» **EXERCISE DETAILS**:
Copy each line of the records below verbatim, with every character and line break unchanged.

-- BEGIN DATA TO PROCESS --

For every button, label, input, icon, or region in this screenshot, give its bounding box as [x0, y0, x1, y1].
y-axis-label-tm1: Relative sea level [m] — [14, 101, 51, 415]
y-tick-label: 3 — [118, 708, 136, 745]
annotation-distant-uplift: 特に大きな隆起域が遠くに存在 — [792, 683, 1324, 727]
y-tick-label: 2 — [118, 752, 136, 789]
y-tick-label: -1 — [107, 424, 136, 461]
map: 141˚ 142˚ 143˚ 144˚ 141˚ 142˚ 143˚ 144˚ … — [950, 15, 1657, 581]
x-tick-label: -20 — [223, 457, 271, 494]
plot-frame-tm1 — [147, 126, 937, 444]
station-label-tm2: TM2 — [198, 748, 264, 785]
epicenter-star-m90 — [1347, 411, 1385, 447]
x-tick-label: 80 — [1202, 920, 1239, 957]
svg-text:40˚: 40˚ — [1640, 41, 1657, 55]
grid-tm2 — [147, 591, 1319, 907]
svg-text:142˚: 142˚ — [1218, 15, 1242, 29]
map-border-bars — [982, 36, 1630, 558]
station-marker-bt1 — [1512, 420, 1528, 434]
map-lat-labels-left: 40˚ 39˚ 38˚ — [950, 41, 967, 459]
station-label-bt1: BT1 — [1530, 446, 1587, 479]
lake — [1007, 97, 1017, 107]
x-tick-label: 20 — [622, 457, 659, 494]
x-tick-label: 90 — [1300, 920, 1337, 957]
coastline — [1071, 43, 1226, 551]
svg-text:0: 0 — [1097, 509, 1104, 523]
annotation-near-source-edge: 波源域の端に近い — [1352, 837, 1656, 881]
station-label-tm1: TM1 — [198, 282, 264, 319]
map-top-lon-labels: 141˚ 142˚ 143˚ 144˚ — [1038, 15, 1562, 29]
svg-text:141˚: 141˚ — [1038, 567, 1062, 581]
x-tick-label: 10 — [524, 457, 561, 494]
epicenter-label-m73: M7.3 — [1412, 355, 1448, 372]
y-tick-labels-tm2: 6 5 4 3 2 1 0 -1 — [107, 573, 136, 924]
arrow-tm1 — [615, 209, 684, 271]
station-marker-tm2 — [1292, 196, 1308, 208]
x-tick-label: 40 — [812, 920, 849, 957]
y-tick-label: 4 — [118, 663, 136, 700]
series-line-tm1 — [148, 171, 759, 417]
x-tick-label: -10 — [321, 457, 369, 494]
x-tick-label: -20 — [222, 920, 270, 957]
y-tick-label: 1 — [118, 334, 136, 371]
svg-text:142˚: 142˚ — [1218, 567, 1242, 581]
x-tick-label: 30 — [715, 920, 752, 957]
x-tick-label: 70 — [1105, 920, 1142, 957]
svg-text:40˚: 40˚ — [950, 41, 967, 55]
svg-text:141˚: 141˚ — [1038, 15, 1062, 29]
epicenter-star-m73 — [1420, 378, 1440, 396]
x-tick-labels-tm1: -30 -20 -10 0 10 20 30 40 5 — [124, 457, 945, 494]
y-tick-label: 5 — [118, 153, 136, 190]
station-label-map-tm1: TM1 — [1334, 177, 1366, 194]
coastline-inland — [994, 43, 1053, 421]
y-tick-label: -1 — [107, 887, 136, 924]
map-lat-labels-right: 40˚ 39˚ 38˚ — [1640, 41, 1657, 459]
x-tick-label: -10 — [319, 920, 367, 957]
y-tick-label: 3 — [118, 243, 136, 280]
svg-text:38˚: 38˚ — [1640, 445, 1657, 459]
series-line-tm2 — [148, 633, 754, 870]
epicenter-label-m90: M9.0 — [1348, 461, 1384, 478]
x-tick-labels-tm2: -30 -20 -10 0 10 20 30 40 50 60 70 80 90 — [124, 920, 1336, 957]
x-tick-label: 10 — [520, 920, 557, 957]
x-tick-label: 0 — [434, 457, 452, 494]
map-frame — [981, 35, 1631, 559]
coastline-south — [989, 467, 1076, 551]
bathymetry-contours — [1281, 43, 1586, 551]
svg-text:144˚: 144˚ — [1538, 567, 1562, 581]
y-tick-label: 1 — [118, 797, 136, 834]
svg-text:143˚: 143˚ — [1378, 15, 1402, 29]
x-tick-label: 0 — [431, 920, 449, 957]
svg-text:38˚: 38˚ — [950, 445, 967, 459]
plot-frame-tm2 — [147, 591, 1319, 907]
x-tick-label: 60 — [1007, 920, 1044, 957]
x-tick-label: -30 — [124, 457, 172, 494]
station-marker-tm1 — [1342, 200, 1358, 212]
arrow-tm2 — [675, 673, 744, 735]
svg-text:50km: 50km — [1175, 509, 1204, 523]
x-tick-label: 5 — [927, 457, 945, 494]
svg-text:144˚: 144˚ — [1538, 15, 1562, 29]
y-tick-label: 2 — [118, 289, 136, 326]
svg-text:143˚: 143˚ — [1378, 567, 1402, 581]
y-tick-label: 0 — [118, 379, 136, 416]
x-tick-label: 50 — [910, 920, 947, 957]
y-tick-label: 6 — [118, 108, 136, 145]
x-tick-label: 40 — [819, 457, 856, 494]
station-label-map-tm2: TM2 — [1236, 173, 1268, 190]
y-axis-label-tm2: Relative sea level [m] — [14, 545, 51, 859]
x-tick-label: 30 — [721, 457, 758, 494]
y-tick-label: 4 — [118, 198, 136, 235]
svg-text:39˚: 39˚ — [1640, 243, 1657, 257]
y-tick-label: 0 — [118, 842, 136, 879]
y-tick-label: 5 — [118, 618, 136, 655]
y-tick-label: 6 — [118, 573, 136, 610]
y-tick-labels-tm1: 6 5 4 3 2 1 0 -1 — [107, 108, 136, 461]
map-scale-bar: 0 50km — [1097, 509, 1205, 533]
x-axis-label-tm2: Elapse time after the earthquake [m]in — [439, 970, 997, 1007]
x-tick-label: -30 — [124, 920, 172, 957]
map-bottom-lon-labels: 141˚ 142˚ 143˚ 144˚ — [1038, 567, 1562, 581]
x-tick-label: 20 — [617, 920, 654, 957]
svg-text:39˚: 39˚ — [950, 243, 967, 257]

-- END DATA TO PROCESS --

» **EXPECTED ANSWER**:
For every button, label, input, icon, or region in this screenshot, give its bounding box as [x0, y0, x1, y1].
y-axis-label-tm1: Relative sea level [m] — [14, 101, 51, 415]
y-tick-label: 3 — [118, 708, 136, 745]
annotation-distant-uplift: 特に大きな隆起域が遠くに存在 — [792, 683, 1324, 727]
y-tick-label: 2 — [118, 752, 136, 789]
y-tick-label: -1 — [107, 424, 136, 461]
map: 141˚ 142˚ 143˚ 144˚ 141˚ 142˚ 143˚ 144˚ … — [950, 15, 1657, 581]
x-tick-label: -20 — [223, 457, 271, 494]
plot-frame-tm1 — [147, 126, 937, 444]
station-label-tm2: TM2 — [198, 748, 264, 785]
epicenter-star-m90 — [1347, 411, 1385, 447]
x-tick-label: 80 — [1202, 920, 1239, 957]
svg-text:40˚: 40˚ — [1640, 41, 1657, 55]
grid-tm2 — [147, 591, 1319, 907]
svg-text:142˚: 142˚ — [1218, 15, 1242, 29]
map-border-bars — [982, 36, 1630, 558]
station-marker-bt1 — [1512, 420, 1528, 434]
map-lat-labels-left: 40˚ 39˚ 38˚ — [950, 41, 967, 459]
station-label-bt1: BT1 — [1530, 446, 1587, 479]
lake — [1007, 97, 1017, 107]
x-tick-label: 20 — [622, 457, 659, 494]
x-tick-label: 90 — [1300, 920, 1337, 957]
coastline — [1071, 43, 1226, 551]
svg-text:0: 0 — [1097, 509, 1104, 523]
annotation-near-source-edge: 波源域の端に近い — [1352, 837, 1656, 881]
station-label-tm1: TM1 — [198, 282, 264, 319]
map-top-lon-labels: 141˚ 142˚ 143˚ 144˚ — [1038, 15, 1562, 29]
svg-text:141˚: 141˚ — [1038, 567, 1062, 581]
x-tick-label: 10 — [524, 457, 561, 494]
epicenter-label-m73: M7.3 — [1412, 355, 1448, 372]
y-tick-labels-tm2: 6 5 4 3 2 1 0 -1 — [107, 573, 136, 924]
arrow-tm1 — [615, 209, 684, 271]
station-marker-tm2 — [1292, 196, 1308, 208]
x-tick-label: 40 — [812, 920, 849, 957]
y-tick-label: 4 — [118, 663, 136, 700]
series-line-tm1 — [148, 171, 759, 417]
x-tick-label: -10 — [321, 457, 369, 494]
x-tick-label: -20 — [222, 920, 270, 957]
y-tick-label: 1 — [118, 334, 136, 371]
svg-text:142˚: 142˚ — [1218, 567, 1242, 581]
x-tick-label: 30 — [715, 920, 752, 957]
x-tick-label: 70 — [1105, 920, 1142, 957]
svg-text:40˚: 40˚ — [950, 41, 967, 55]
svg-text:141˚: 141˚ — [1038, 15, 1062, 29]
epicenter-star-m73 — [1420, 378, 1440, 396]
x-tick-labels-tm1: -30 -20 -10 0 10 20 30 40 5 — [124, 457, 945, 494]
y-tick-label: 5 — [118, 153, 136, 190]
station-label-map-tm1: TM1 — [1334, 177, 1366, 194]
coastline-inland — [994, 43, 1053, 421]
y-tick-label: -1 — [107, 887, 136, 924]
map-lat-labels-right: 40˚ 39˚ 38˚ — [1640, 41, 1657, 459]
x-tick-label: -10 — [319, 920, 367, 957]
y-tick-label: 3 — [118, 243, 136, 280]
svg-text:38˚: 38˚ — [1640, 445, 1657, 459]
series-line-tm2 — [148, 633, 754, 870]
epicenter-label-m90: M9.0 — [1348, 461, 1384, 478]
x-tick-labels-tm2: -30 -20 -10 0 10 20 30 40 50 60 70 80 90 — [124, 920, 1336, 957]
x-tick-label: 10 — [520, 920, 557, 957]
x-tick-label: 0 — [434, 457, 452, 494]
map-frame — [981, 35, 1631, 559]
coastline-south — [989, 467, 1076, 551]
bathymetry-contours — [1281, 43, 1586, 551]
svg-text:144˚: 144˚ — [1538, 567, 1562, 581]
y-tick-label: 1 — [118, 797, 136, 834]
svg-text:143˚: 143˚ — [1378, 15, 1402, 29]
x-tick-label: 0 — [431, 920, 449, 957]
svg-text:38˚: 38˚ — [950, 445, 967, 459]
plot-frame-tm2 — [147, 591, 1319, 907]
x-tick-label: 60 — [1007, 920, 1044, 957]
x-tick-label: -30 — [124, 457, 172, 494]
station-marker-tm1 — [1342, 200, 1358, 212]
arrow-tm2 — [675, 673, 744, 735]
svg-text:50km: 50km — [1175, 509, 1204, 523]
x-tick-label: 5 — [927, 457, 945, 494]
svg-text:144˚: 144˚ — [1538, 15, 1562, 29]
y-tick-label: 2 — [118, 289, 136, 326]
svg-text:143˚: 143˚ — [1378, 567, 1402, 581]
y-tick-label: 0 — [118, 379, 136, 416]
x-tick-label: 50 — [910, 920, 947, 957]
y-tick-label: 6 — [118, 108, 136, 145]
x-tick-label: 40 — [819, 457, 856, 494]
station-label-map-tm2: TM2 — [1236, 173, 1268, 190]
y-axis-label-tm2: Relative sea level [m] — [14, 545, 51, 859]
x-tick-label: 30 — [721, 457, 758, 494]
y-tick-label: 4 — [118, 198, 136, 235]
svg-text:39˚: 39˚ — [1640, 243, 1657, 257]
y-tick-label: 0 — [118, 842, 136, 879]
y-tick-label: 5 — [118, 618, 136, 655]
y-tick-label: 6 — [118, 573, 136, 610]
y-tick-labels-tm1: 6 5 4 3 2 1 0 -1 — [107, 108, 136, 461]
map-scale-bar: 0 50km — [1097, 509, 1205, 533]
x-axis-label-tm2: Elapse time after the earthquake [m]in — [439, 970, 997, 1007]
x-tick-label: -30 — [124, 920, 172, 957]
map-bottom-lon-labels: 141˚ 142˚ 143˚ 144˚ — [1038, 567, 1562, 581]
x-tick-label: 20 — [617, 920, 654, 957]
svg-text:39˚: 39˚ — [950, 243, 967, 257]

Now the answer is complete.